EXERCISE MATERIALS »
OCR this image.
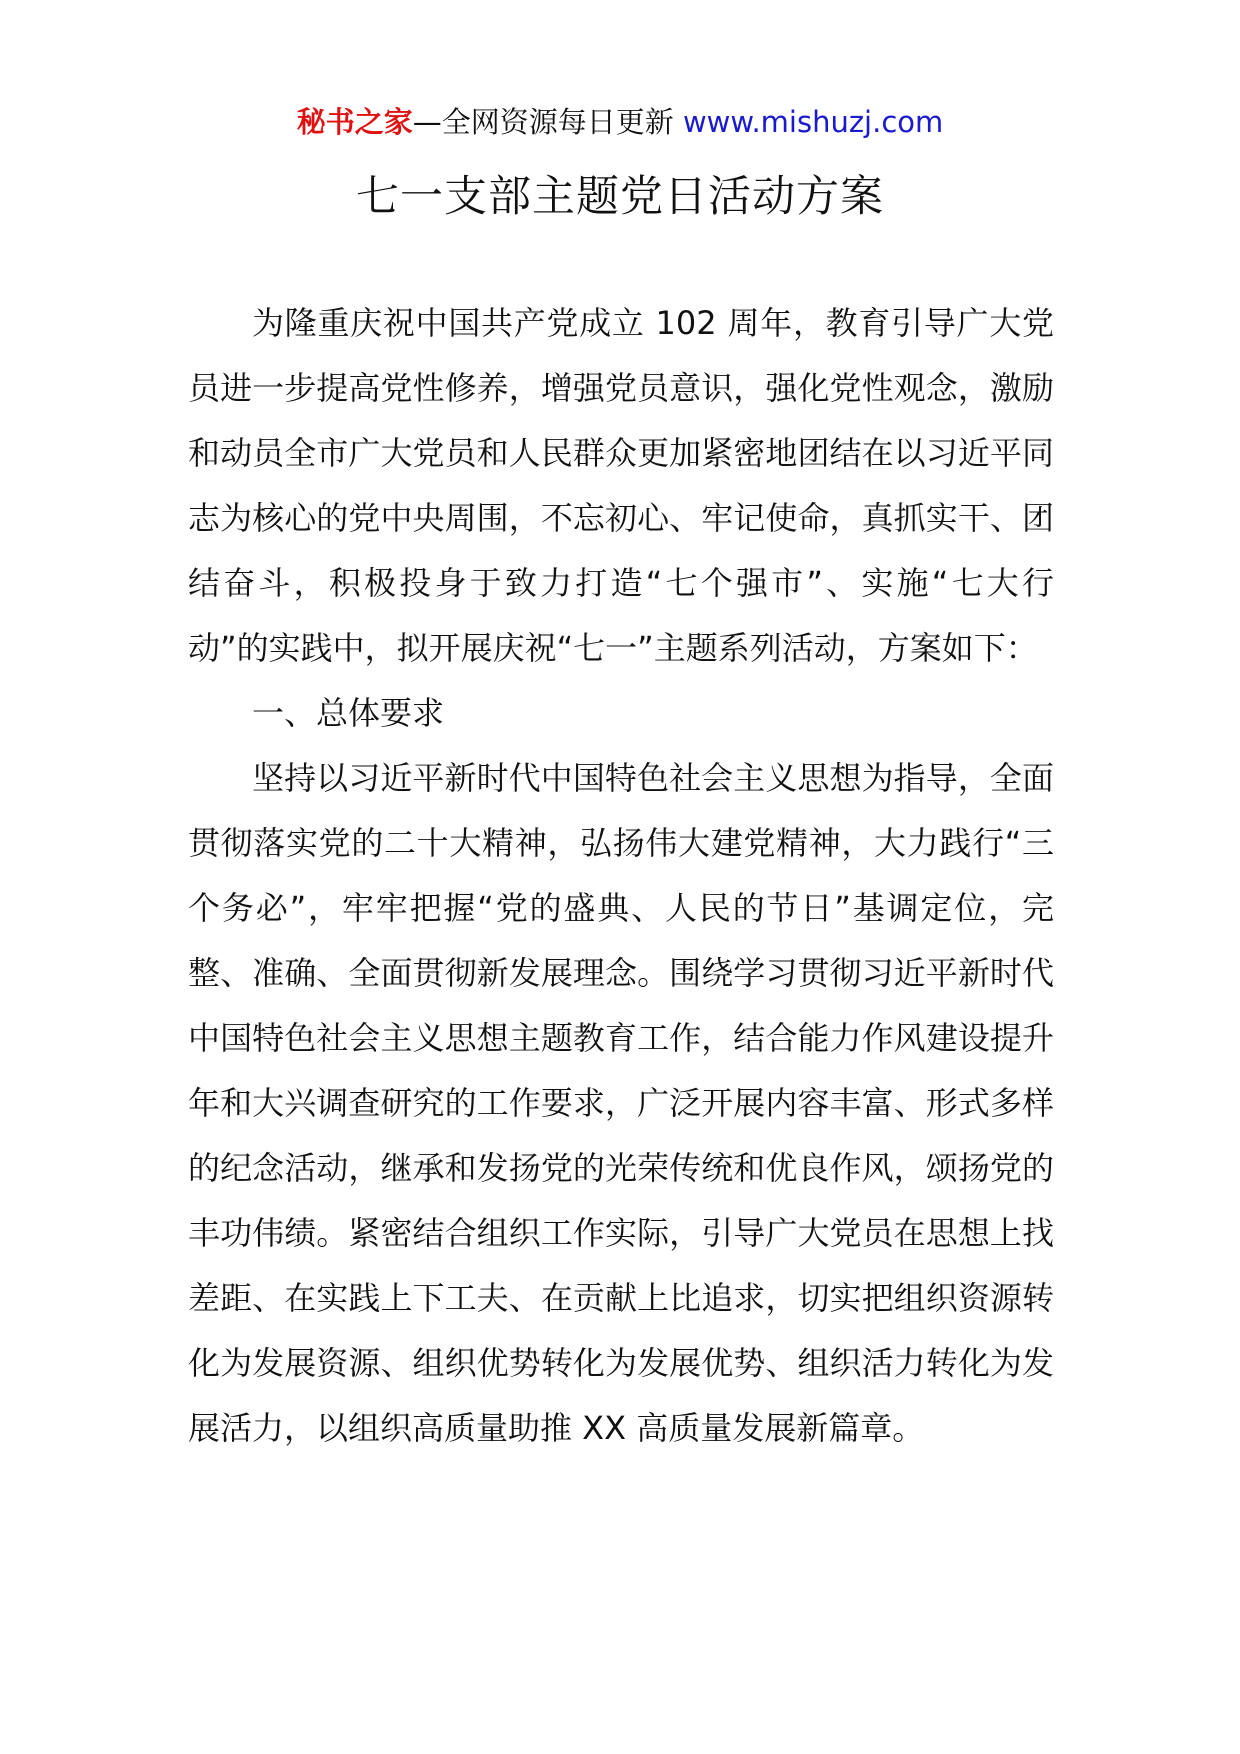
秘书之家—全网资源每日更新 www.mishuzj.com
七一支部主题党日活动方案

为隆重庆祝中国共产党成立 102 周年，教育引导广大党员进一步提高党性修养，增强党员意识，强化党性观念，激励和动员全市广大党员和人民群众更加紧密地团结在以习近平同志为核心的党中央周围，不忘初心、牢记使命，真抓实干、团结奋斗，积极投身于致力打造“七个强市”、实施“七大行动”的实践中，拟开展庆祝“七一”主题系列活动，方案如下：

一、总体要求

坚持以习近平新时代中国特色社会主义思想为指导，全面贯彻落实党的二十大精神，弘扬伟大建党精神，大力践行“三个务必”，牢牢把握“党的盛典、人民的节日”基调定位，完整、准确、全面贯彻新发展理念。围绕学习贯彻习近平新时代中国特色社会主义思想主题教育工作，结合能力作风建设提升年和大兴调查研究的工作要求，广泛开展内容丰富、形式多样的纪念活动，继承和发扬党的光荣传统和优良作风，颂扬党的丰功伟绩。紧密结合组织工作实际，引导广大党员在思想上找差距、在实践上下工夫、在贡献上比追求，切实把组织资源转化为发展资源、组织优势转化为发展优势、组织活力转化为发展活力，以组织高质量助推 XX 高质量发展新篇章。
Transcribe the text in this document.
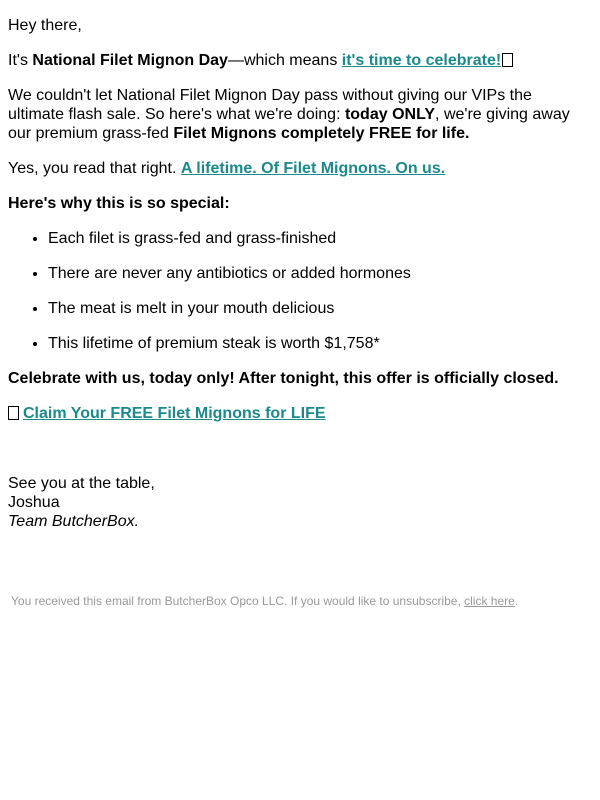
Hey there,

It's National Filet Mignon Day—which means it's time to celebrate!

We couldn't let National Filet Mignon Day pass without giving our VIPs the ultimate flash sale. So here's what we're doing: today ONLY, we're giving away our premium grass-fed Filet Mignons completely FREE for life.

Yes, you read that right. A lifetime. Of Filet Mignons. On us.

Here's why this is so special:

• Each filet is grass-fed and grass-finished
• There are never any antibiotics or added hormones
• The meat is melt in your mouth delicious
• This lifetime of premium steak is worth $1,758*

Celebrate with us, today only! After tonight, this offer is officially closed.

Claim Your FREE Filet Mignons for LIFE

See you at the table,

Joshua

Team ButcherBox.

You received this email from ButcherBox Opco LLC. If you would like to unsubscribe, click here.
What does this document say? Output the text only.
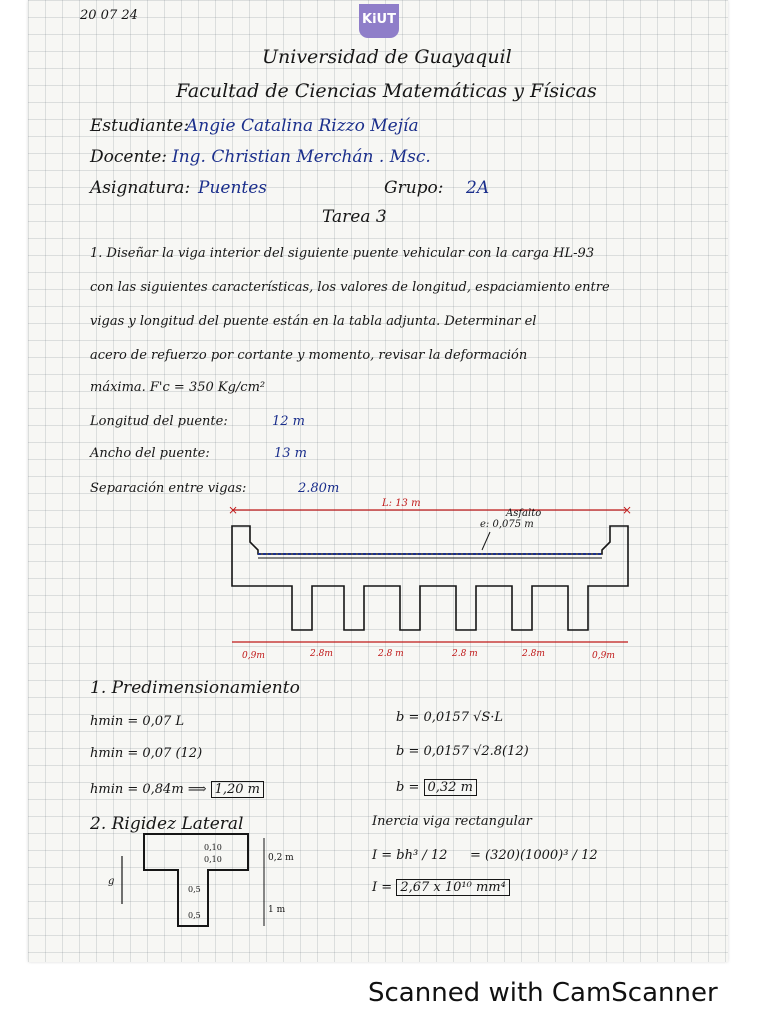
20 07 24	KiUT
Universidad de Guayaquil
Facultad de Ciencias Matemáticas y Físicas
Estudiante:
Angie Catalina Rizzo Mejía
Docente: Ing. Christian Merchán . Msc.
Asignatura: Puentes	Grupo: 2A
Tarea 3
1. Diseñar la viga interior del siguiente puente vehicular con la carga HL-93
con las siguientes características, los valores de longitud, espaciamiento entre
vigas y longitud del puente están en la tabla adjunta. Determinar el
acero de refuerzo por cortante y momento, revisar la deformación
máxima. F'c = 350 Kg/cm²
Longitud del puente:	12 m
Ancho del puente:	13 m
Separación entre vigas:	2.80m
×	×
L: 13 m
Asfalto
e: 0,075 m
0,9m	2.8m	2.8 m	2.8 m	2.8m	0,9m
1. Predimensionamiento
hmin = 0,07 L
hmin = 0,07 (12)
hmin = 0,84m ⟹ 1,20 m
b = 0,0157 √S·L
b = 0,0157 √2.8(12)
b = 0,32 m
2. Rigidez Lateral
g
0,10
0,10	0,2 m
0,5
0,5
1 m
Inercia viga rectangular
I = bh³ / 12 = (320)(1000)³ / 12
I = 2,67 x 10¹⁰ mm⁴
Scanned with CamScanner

OBJECTIVE » Transcribe every entry word for word, but skip the pictures.

SOLUTION TO THIS EXERCISE »
OCR this image.
秘书之家—全网资源每日更新 www.mishuzj.com
七一支部主题党日活动方案

为隆重庆祝中国共产党成立 102 周年，教育引导广大党员进一步提高党性修养，增强党员意识，强化党性观念，激励和动员全市广大党员和人民群众更加紧密地团结在以习近平同志为核心的党中央周围，不忘初心、牢记使命，真抓实干、团结奋斗，积极投身于致力打造“七个强市”、实施“七大行动”的实践中，拟开展庆祝“七一”主题系列活动，方案如下：

一、总体要求

坚持以习近平新时代中国特色社会主义思想为指导，全面贯彻落实党的二十大精神，弘扬伟大建党精神，大力践行“三个务必”，牢牢把握“党的盛典、人民的节日”基调定位，完整、准确、全面贯彻新发展理念。围绕学习贯彻习近平新时代中国特色社会主义思想主题教育工作，结合能力作风建设提升年和大兴调查研究的工作要求，广泛开展内容丰富、形式多样的纪念活动，继承和发扬党的光荣传统和优良作风，颂扬党的丰功伟绩。紧密结合组织工作实际，引导广大党员在思想上找差距、在实践上下工夫、在贡献上比追求，切实把组织资源转化为发展资源、组织优势转化为发展优势、组织活力转化为发展活力，以组织高质量助推 XX 高质量发展新篇章。
Transcribe the text in this document.
Hey there,

It's National Filet Mignon Day—which means it's time to celebrate!

We couldn't let National Filet Mignon Day pass without giving our VIPs the ultimate flash sale. So here's what we're doing: today ONLY, we're giving away our premium grass-fed Filet Mignons completely FREE for life.

Yes, you read that right. A lifetime. Of Filet Mignons. On us.

Here's why this is so special:

• Each filet is grass-fed and grass-finished
• There are never any antibiotics or added hormones
• The meat is melt in your mouth delicious
• This lifetime of premium steak is worth $1,758*

Celebrate with us, today only! After tonight, this offer is officially closed.

Claim Your FREE Filet Mignons for LIFE

See you at the table,

Joshua

Team ButcherBox.

You received this email from ButcherBox Opco LLC. If you would like to unsubscribe, click here.
What does this document say? Output the text only.
20 07 24	KiUT
Universidad de Guayaquil
Facultad de Ciencias Matemáticas y Físicas
Estudiante:
Angie Catalina Rizzo Mejía
Docente: Ing. Christian Merchán . Msc.
Asignatura: Puentes	Grupo: 2A
Tarea 3
1. Diseñar la viga interior del siguiente puente vehicular con la carga HL-93
con las siguientes características, los valores de longitud, espaciamiento entre
vigas y longitud del puente están en la tabla adjunta. Determinar el
acero de refuerzo por cortante y momento, revisar la deformación
máxima. F'c = 350 Kg/cm²
Longitud del puente:	12 m
Ancho del puente:	13 m
Separación entre vigas:	2.80m
×	×
L: 13 m
Asfalto
e: 0,075 m
0,9m	2.8m	2.8 m	2.8 m	2.8m	0,9m
1. Predimensionamiento
hmin = 0,07 L
hmin = 0,07 (12)
hmin = 0,84m ⟹ 1,20 m
b = 0,0157 √S·L
b = 0,0157 √2.8(12)
b = 0,32 m
2. Rigidez Lateral
g
0,10
0,10	0,2 m
0,5
0,5
1 m
Inercia viga rectangular
I = bh³ / 12 = (320)(1000)³ / 12
I = 2,67 x 10¹⁰ mm⁴
Scanned with CamScanner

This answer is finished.